RFR: 2178143: VM crashes if the number of bound CPUs changed during runtime

David Holmes david.holmes at oracle.com
Tue Mar 26 21:54:18 PDT 2013


On 27/03/2013 2:06 PM, Yumin Qi wrote:
> David,
>
> On 3/26/2013 7:49 PM, David Holmes wrote:
>> Well now you have confused me. I thought checking
>> FLAG_IS_DEFAULT(ParallelGCThreads) was the right thing to do (the user
>> has not attempted manage the number of GC threads even though they
>> recognize the number of processors may start at 1 and increase later).
>> I do not understand the new <2 test - maybe I really only want 1, if I
>> asked for that why should I get a warning ???
>>
> The previous code is issuing the warning before gc set flags (includes
> ParallelGCThreads), we don't want with AssumeMP turned on, running on a
> MP issues the warning since ParallelGCThreads will be not 1 but the
> number of calculation based on ncpus.  So I moved the check code after
> GC set flags.  After GC set flags, ParallelGCThreads is not the default
> value (0) so I check if it is < 2.

Short task 1:
Answer these questions about the mailing-list reply:
(a) Who wrote the message that the reply quotes at its beginning?
(b) What value does the reply give as the default for ParallelGCThreads?
(c) According to the subject line, under what condition does the VM crash?

Supplied data:
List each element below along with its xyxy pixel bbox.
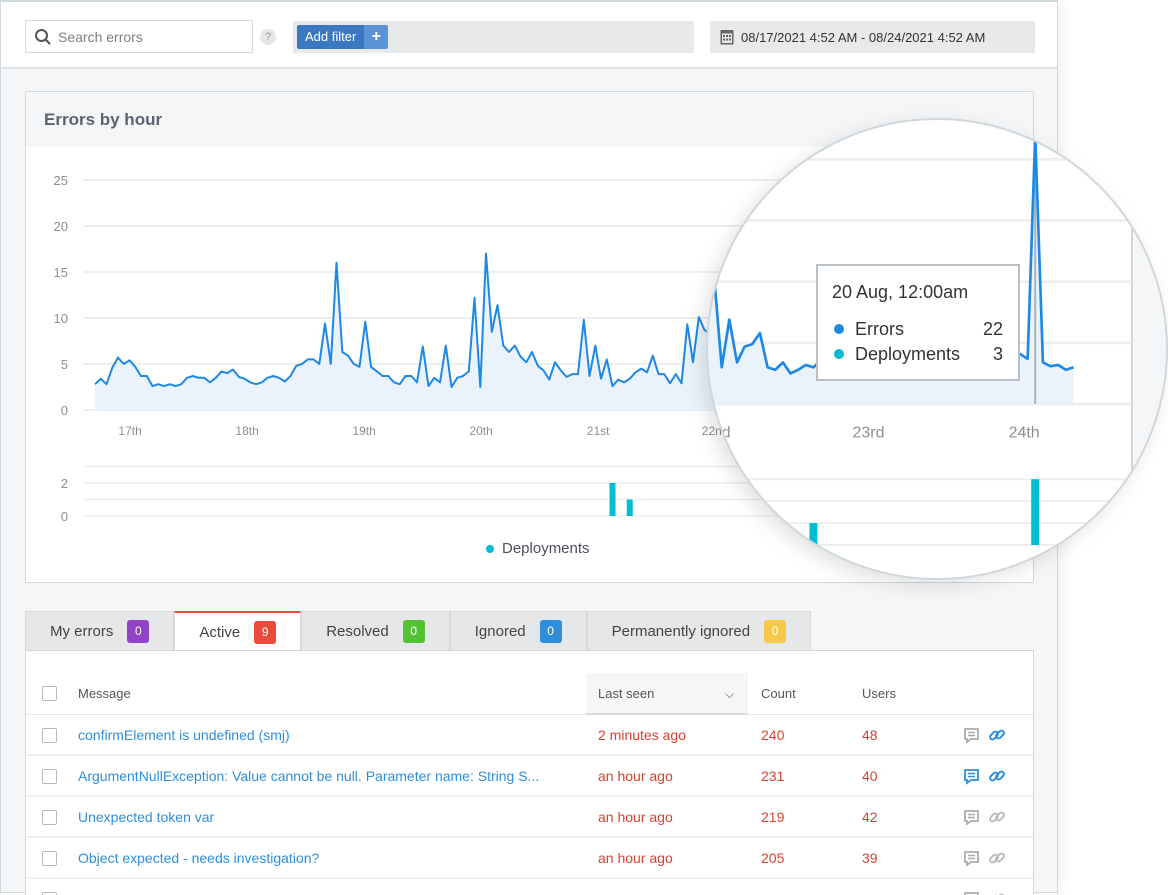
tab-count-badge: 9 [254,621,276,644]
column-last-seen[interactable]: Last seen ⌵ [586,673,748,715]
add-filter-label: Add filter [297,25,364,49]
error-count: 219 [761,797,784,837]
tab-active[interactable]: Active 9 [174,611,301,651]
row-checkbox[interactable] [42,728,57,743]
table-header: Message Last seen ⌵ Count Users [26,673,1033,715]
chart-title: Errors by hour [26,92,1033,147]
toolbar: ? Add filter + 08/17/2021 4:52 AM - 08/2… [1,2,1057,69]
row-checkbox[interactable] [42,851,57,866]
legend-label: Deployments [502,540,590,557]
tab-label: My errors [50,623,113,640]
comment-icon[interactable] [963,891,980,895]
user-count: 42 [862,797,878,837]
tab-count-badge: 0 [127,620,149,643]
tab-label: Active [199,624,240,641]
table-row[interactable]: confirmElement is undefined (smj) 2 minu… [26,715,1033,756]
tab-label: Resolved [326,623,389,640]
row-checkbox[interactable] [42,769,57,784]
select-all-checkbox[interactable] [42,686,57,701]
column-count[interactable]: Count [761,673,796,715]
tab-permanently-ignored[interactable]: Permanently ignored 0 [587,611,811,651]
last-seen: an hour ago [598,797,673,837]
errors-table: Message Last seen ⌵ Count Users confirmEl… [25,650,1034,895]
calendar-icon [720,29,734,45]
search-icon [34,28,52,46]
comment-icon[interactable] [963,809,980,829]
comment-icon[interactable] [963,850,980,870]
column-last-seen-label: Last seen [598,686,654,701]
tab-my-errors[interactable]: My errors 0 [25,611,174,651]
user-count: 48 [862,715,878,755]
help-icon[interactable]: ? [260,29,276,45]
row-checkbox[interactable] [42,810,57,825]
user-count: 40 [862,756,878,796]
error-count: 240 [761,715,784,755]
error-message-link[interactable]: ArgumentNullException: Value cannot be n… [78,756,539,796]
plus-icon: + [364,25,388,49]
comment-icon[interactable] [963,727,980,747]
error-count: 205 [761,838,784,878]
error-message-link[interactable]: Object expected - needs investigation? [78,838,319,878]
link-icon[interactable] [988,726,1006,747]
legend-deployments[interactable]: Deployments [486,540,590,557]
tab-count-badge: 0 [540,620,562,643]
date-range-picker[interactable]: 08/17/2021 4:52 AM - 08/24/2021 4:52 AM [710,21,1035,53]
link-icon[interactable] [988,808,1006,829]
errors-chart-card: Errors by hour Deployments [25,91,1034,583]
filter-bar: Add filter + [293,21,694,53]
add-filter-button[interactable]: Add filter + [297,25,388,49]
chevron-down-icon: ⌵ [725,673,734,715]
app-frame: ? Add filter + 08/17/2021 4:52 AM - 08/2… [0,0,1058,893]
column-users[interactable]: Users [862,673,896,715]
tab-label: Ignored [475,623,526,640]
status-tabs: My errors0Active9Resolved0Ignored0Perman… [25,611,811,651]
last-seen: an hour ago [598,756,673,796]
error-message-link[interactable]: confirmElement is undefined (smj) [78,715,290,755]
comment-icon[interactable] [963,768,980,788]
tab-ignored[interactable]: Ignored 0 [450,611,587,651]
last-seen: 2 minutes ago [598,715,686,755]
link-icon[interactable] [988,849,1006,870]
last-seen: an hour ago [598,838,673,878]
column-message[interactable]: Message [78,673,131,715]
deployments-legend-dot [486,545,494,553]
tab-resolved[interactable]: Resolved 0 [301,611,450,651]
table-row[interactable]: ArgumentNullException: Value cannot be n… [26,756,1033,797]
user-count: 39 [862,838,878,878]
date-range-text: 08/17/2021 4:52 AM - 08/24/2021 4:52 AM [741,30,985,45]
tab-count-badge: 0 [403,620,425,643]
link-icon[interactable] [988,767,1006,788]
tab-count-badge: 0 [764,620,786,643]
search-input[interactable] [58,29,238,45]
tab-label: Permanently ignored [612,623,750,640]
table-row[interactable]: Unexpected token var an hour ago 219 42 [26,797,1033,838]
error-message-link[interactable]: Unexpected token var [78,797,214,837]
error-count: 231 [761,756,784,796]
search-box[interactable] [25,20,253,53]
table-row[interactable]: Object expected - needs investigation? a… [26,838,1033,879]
* * *
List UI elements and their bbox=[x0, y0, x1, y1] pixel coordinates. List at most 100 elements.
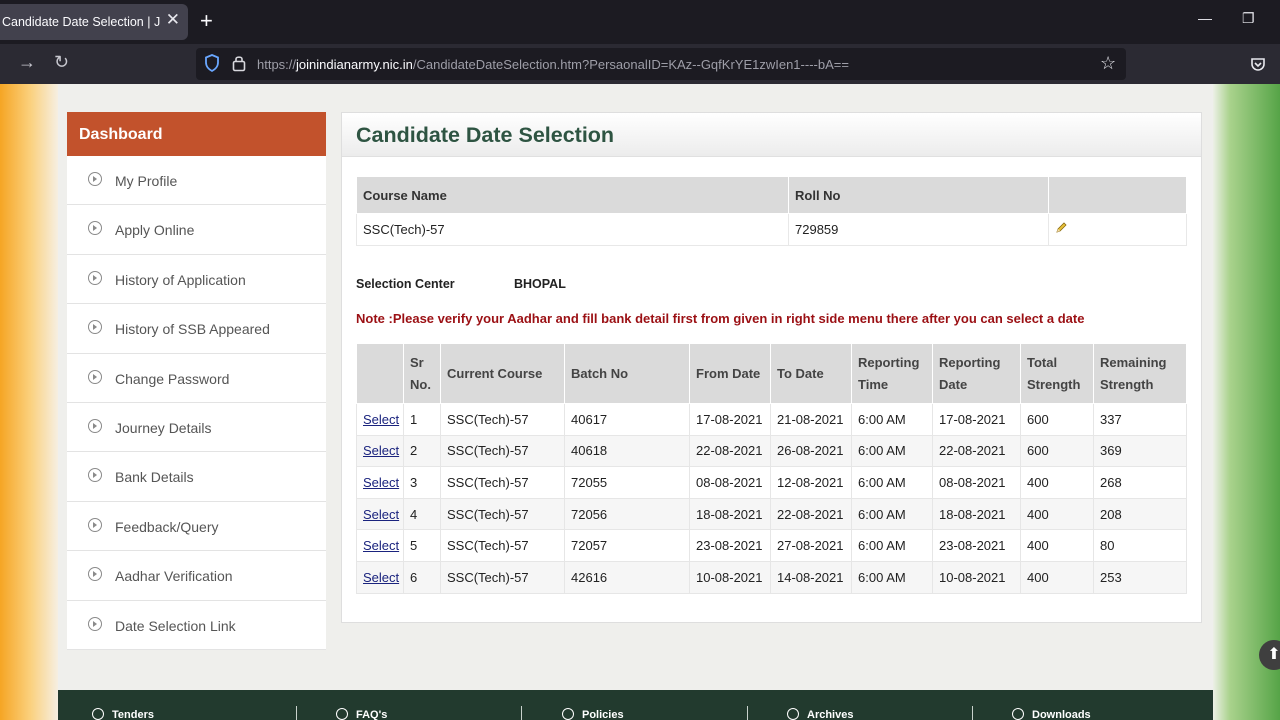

Short task 2:
Rewrite the listing lines starting at the line containing "List each element" and ending at the line containing "toolbar: ? Add", replacing "tab-count-badge" with "tab-counter" and leaving everything else unchanged. Omit the picture from your answer.

Reply 1:
(a) Yumin Qi
(b) 0
(c) When the number of bound CPUs changes during runtime

Reply 2:
List each element below along with its xyxy pixel bbox.
tab-counter: 9 [254,621,276,644]
column-last-seen[interactable]: Last seen ⌵ [586,673,748,715]
add-filter-label: Add filter [297,25,364,49]
error-count: 219 [761,797,784,837]
tab-active[interactable]: Active 9 [174,611,301,651]
row-checkbox[interactable] [42,728,57,743]
table-header: Message Last seen ⌵ Count Users [26,673,1033,715]
chart-title: Errors by hour [26,92,1033,147]
toolbar: ? Add filter + 08/17/2021 4:52 AM - 08/2… [1,2,1057,69]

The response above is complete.